Problem details »
Find every line below that contains the word "with" and copy it out.

[Dataset entries on figures]

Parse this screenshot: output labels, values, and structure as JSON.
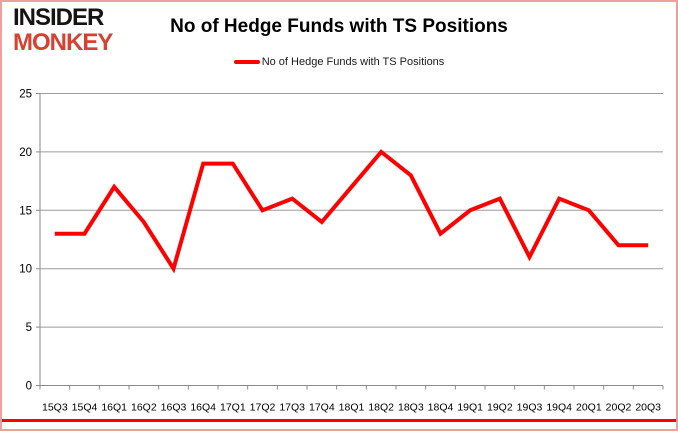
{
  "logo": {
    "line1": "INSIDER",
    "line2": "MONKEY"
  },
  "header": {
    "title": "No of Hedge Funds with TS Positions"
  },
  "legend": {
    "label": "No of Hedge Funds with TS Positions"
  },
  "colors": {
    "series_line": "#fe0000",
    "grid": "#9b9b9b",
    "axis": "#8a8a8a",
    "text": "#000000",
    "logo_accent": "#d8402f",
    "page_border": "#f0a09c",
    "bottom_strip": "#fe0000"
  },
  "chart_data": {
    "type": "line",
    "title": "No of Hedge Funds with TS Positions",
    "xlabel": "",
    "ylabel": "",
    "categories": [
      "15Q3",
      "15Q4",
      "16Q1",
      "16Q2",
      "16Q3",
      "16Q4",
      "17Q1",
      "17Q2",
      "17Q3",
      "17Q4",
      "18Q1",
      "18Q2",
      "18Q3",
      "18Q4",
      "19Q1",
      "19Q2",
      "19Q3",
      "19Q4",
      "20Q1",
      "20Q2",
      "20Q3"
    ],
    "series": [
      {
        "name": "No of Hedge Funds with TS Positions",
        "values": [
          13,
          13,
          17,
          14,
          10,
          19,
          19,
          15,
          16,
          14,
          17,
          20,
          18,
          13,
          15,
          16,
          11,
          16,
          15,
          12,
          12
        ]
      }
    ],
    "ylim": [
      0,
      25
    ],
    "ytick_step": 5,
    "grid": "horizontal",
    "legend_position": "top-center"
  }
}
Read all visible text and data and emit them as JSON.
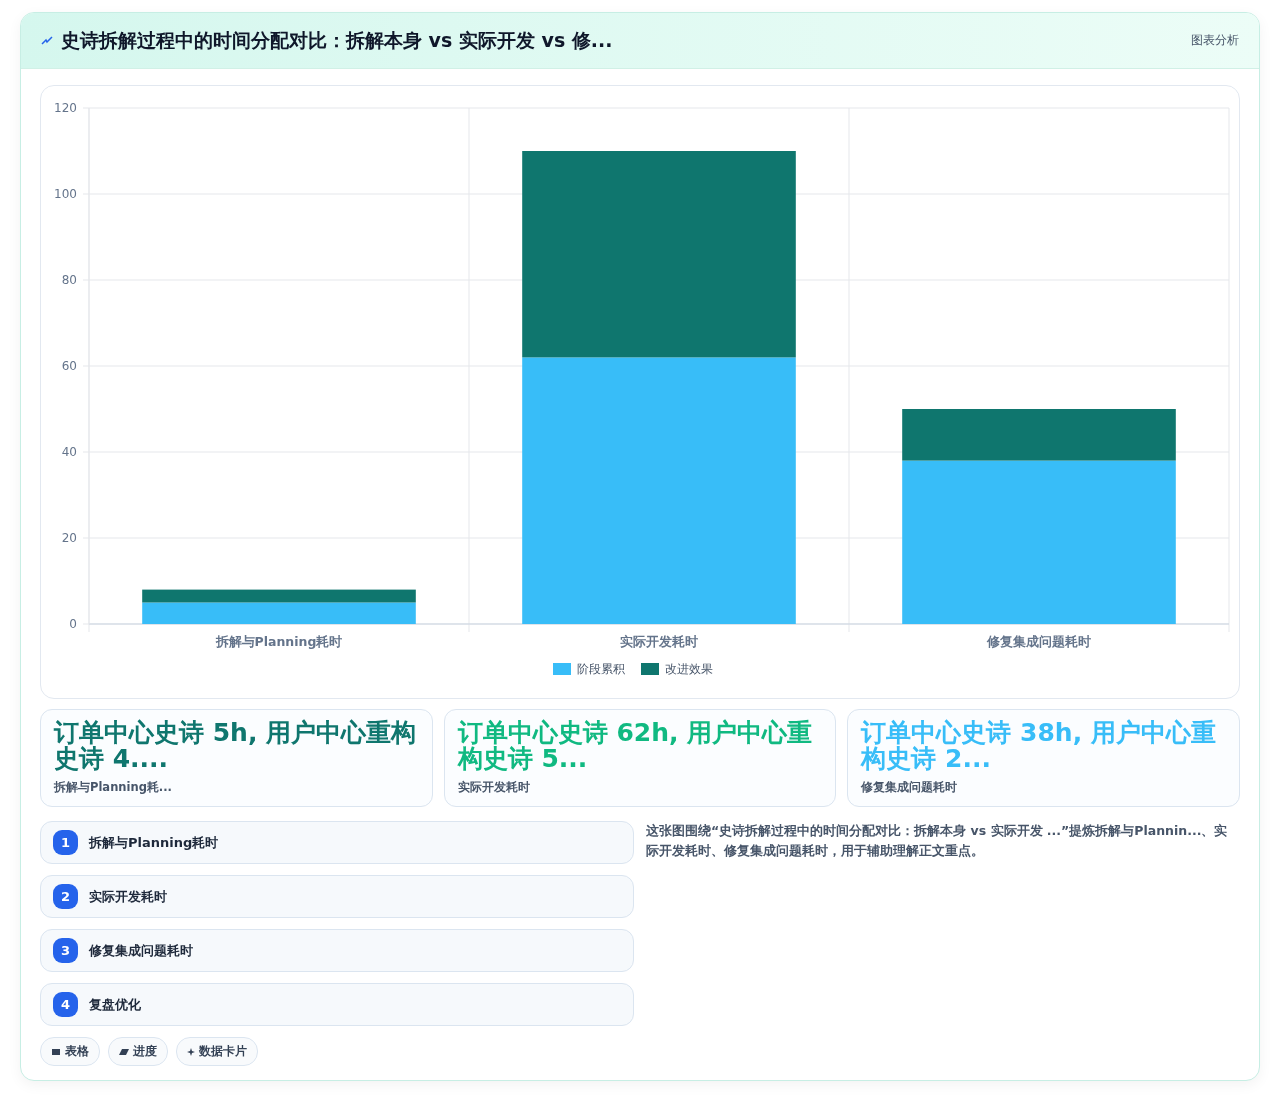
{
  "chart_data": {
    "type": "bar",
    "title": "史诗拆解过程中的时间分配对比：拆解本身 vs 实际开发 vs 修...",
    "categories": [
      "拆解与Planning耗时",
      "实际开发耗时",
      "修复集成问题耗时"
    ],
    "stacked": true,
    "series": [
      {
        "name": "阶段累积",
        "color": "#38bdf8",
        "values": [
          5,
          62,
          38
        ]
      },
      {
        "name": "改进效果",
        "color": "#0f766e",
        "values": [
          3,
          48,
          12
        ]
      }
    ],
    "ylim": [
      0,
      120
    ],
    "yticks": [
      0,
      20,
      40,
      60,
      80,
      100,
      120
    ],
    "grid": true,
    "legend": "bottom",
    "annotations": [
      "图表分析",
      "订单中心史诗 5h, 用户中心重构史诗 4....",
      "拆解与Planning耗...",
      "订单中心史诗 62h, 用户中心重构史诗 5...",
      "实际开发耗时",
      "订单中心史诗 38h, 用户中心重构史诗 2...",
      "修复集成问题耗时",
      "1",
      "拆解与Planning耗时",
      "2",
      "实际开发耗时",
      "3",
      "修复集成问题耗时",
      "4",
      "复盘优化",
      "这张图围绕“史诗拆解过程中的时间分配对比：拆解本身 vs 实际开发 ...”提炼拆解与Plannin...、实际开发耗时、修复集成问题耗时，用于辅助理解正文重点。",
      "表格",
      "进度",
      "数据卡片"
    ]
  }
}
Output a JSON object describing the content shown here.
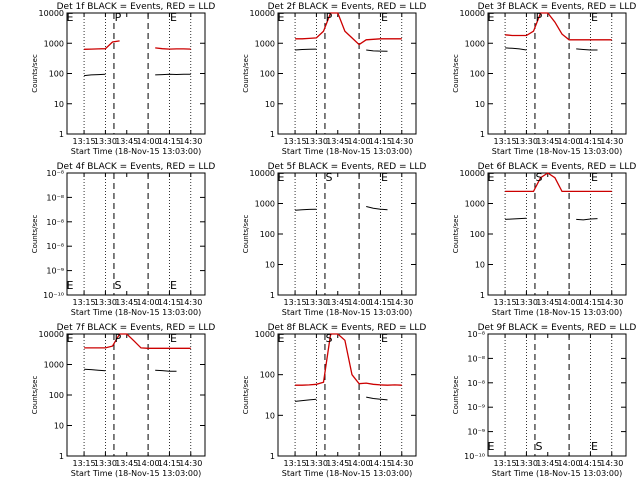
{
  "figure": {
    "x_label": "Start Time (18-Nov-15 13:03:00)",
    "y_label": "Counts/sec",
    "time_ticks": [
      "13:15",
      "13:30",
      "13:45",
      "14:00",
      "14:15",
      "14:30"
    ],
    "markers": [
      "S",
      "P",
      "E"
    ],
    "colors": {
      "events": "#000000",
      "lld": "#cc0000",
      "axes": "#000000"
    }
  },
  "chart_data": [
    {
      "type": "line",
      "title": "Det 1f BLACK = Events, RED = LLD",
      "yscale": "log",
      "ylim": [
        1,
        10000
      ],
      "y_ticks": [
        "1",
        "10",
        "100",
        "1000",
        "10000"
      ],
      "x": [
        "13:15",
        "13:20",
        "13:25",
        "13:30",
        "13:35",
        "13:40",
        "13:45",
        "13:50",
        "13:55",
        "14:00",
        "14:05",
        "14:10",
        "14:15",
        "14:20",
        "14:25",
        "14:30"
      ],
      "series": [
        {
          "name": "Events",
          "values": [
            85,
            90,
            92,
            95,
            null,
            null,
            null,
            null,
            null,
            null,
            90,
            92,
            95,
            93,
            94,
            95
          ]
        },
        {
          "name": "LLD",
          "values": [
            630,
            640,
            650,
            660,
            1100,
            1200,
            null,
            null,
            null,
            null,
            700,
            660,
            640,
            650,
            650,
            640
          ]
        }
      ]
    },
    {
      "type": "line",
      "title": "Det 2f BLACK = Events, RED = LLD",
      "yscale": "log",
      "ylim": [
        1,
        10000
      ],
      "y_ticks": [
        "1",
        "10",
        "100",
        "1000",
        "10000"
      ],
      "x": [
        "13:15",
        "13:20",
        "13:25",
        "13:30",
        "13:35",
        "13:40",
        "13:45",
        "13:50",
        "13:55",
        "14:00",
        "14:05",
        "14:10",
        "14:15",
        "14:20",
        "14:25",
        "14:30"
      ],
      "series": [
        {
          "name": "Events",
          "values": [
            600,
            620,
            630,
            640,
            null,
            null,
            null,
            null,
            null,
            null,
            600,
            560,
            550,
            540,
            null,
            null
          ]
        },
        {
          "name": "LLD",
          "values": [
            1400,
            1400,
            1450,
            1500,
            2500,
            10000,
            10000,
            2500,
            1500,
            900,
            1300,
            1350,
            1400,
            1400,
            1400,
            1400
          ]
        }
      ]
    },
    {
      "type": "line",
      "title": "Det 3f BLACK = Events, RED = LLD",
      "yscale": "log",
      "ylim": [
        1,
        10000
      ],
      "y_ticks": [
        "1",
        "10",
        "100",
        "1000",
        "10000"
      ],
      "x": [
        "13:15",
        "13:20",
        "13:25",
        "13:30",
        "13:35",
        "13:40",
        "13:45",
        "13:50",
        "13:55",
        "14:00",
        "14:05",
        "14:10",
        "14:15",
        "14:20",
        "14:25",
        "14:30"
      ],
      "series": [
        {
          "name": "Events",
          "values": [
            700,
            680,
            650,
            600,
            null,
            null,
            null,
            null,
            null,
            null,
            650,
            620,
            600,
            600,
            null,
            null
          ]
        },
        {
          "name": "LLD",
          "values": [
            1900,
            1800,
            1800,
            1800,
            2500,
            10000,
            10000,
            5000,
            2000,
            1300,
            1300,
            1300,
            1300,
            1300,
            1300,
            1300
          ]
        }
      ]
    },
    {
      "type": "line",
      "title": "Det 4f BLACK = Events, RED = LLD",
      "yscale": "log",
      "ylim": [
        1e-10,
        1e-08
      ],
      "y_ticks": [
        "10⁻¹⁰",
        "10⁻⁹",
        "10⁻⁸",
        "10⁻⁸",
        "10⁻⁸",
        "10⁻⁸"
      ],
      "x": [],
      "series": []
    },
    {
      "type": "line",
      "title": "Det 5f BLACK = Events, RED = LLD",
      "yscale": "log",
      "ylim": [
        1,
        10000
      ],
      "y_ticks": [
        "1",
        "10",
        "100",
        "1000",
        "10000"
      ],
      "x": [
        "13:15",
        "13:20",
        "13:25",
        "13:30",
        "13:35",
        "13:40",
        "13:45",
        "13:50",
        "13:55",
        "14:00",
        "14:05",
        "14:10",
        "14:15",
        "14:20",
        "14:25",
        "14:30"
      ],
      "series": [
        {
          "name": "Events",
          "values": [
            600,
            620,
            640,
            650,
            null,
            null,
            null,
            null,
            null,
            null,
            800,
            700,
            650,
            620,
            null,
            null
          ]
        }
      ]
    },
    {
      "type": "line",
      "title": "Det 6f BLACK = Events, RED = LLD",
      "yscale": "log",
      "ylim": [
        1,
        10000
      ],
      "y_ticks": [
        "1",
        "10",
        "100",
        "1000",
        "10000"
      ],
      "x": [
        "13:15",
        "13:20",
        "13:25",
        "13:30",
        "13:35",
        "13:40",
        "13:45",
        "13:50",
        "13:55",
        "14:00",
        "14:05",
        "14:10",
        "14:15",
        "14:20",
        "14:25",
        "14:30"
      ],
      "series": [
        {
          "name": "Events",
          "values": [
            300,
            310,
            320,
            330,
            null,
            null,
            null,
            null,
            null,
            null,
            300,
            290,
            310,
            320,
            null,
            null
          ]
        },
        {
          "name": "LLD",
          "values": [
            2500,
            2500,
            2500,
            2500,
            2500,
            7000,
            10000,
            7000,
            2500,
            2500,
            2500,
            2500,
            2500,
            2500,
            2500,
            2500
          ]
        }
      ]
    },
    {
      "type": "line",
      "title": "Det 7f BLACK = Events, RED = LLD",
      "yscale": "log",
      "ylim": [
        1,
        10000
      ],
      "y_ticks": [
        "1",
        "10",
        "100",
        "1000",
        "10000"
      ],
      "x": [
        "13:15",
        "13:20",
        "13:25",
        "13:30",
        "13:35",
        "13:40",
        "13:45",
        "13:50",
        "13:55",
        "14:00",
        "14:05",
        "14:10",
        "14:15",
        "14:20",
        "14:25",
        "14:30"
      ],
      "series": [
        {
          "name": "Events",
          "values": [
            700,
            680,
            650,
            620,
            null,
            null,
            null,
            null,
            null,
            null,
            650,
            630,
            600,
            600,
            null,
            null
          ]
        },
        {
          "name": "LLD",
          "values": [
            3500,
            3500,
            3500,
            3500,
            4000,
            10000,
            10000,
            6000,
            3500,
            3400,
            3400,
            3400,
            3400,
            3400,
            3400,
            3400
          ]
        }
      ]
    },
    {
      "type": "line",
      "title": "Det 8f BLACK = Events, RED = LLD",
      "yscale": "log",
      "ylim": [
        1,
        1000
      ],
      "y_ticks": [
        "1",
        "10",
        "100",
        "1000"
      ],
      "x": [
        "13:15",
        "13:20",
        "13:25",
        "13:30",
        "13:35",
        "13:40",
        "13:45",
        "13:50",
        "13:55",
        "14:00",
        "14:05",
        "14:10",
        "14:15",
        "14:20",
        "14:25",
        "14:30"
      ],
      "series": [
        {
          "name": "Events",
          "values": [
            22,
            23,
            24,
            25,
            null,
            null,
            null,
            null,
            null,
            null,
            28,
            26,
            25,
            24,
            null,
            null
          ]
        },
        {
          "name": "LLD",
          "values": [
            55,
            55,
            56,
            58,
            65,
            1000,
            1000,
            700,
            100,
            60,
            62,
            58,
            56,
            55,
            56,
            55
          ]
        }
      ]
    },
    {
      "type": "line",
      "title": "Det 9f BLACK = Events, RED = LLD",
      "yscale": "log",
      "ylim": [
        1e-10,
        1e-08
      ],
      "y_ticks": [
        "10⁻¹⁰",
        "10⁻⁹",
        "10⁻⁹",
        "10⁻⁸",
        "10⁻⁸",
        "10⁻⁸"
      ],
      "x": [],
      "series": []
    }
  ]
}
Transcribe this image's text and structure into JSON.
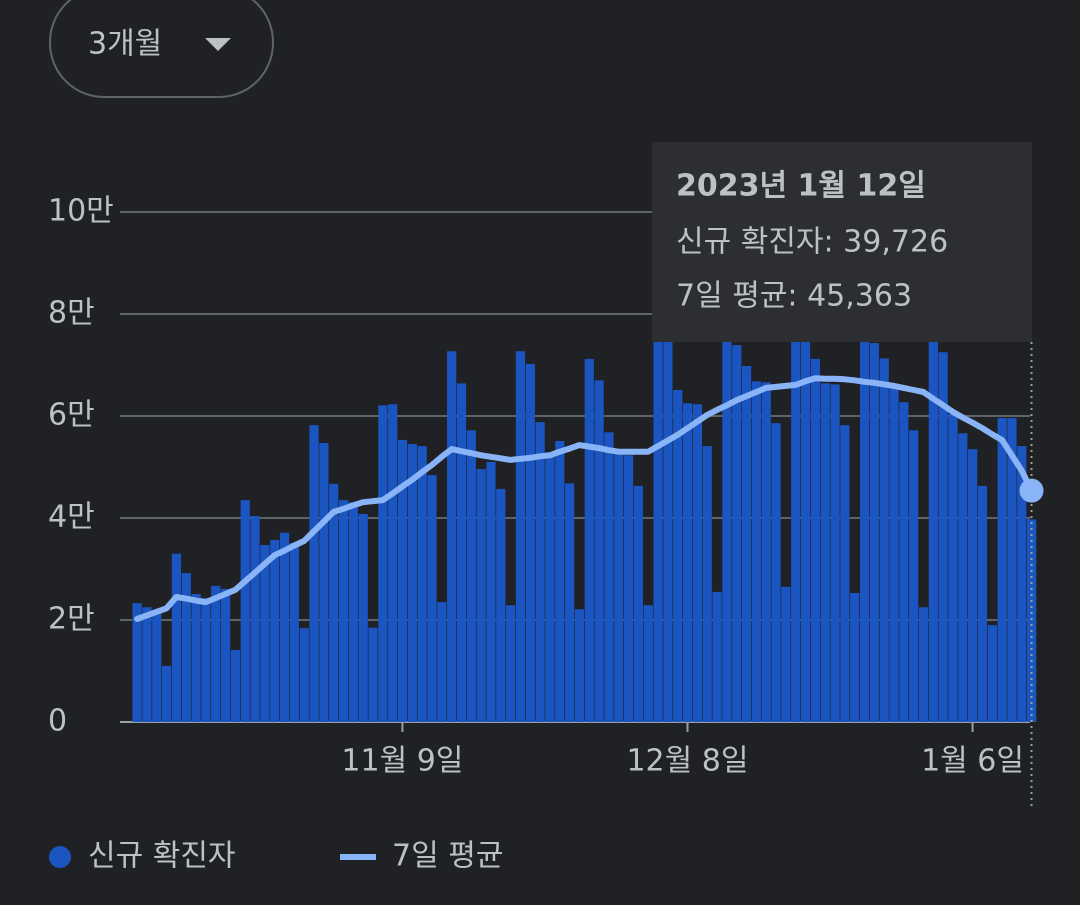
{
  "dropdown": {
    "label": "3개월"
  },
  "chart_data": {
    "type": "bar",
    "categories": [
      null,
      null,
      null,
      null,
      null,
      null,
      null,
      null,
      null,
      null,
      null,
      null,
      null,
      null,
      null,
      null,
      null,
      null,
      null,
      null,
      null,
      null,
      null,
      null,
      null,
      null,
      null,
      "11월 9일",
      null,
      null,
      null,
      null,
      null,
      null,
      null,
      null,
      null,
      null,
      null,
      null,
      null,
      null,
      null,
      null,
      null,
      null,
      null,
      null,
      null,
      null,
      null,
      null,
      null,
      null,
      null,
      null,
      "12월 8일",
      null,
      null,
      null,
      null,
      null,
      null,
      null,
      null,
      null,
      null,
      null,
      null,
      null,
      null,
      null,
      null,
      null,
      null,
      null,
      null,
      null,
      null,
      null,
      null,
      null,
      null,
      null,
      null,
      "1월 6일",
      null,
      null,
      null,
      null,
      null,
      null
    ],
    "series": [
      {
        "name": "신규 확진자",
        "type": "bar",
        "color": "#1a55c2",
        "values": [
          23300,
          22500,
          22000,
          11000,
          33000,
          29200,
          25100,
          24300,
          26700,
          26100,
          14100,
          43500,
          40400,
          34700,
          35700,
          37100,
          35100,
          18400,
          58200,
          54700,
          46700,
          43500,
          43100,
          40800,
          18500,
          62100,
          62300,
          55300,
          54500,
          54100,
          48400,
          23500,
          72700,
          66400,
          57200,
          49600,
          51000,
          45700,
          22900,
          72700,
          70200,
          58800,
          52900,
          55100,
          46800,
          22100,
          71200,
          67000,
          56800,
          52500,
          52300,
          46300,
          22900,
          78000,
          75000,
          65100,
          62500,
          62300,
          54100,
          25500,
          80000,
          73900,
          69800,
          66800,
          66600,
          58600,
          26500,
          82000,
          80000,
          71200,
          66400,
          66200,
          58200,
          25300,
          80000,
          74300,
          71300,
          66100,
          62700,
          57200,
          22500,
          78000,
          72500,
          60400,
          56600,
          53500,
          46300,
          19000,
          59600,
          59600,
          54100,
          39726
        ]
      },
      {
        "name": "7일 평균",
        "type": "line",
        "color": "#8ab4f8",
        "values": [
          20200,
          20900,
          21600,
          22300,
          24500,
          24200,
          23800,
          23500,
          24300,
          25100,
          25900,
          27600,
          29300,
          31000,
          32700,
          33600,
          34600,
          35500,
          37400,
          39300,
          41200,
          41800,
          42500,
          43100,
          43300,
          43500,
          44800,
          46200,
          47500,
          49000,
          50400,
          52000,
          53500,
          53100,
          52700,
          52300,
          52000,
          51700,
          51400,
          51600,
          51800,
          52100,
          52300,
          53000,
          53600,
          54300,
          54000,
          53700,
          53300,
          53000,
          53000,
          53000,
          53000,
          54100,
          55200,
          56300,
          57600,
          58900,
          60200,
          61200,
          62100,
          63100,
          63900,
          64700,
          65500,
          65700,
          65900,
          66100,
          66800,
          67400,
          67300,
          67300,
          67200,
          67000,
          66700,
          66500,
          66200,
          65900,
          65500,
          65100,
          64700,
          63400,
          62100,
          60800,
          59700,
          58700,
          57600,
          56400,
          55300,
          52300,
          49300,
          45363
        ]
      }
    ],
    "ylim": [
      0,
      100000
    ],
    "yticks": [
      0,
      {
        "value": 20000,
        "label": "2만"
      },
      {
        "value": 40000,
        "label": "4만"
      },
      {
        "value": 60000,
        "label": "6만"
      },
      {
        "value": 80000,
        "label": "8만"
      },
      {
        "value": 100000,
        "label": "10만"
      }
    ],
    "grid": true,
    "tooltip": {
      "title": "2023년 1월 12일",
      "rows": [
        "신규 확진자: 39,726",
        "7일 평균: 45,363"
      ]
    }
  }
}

Task response »
    "title": "No of Hedge Funds with TS Positions"
    "label": "No of Hedge Funds with TS Positions"
    "title": "No of Hedge Funds with TS Positions",
        "name": "No of Hedge Funds with TS Positions",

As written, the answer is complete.